§ EXERCISE DESCRIPTION
Return verbatim the run of lines that opens with the line holding "Give me the" and closes with the last line of the records.

§ A run of records
::::::::

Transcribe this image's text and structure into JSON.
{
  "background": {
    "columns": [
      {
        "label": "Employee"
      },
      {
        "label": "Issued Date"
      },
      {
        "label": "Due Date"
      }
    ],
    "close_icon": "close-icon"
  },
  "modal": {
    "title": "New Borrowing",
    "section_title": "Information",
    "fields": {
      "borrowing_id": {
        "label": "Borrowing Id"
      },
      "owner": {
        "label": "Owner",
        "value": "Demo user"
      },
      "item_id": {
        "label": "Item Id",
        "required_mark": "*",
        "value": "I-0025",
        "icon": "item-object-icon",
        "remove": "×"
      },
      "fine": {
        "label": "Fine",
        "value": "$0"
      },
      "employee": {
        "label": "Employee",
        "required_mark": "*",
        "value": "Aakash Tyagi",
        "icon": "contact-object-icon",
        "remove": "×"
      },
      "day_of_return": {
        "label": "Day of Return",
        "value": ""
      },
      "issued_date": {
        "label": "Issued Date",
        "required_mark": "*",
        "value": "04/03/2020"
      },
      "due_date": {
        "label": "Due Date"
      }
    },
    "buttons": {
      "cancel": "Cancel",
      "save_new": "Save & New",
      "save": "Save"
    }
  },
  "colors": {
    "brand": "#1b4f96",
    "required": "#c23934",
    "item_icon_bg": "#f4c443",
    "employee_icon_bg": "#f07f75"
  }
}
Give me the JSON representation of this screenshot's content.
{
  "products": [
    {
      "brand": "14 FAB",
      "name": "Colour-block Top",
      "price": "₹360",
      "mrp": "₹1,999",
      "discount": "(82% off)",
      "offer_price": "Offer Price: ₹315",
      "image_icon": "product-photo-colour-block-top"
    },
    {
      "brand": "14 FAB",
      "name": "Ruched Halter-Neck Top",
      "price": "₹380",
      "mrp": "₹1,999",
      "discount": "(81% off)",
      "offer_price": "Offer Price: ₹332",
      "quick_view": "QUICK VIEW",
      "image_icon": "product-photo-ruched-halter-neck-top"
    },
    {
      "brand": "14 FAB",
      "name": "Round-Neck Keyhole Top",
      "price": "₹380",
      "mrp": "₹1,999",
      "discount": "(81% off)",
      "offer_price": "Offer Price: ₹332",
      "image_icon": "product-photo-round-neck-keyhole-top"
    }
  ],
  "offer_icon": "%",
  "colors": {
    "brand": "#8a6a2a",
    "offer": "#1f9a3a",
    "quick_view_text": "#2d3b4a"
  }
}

::::::::

§ ANSWER TO THIS EXERCISE
Give me the JSON representation of this screenshot's content.
{
  "products": [
    {
      "brand": "14 FAB",
      "name": "Colour-block Top",
      "price": "₹360",
      "mrp": "₹1,999",
      "discount": "(82% off)",
      "offer_price": "Offer Price: ₹315",
      "image_icon": "product-photo-colour-block-top"
    },
    {
      "brand": "14 FAB",
      "name": "Ruched Halter-Neck Top",
      "price": "₹380",
      "mrp": "₹1,999",
      "discount": "(81% off)",
      "offer_price": "Offer Price: ₹332",
      "quick_view": "QUICK VIEW",
      "image_icon": "product-photo-ruched-halter-neck-top"
    },
    {
      "brand": "14 FAB",
      "name": "Round-Neck Keyhole Top",
      "price": "₹380",
      "mrp": "₹1,999",
      "discount": "(81% off)",
      "offer_price": "Offer Price: ₹332",
      "image_icon": "product-photo-round-neck-keyhole-top"
    }
  ],
  "offer_icon": "%",
  "colors": {
    "brand": "#8a6a2a",
    "offer": "#1f9a3a",
    "quick_view_text": "#2d3b4a"
  }
}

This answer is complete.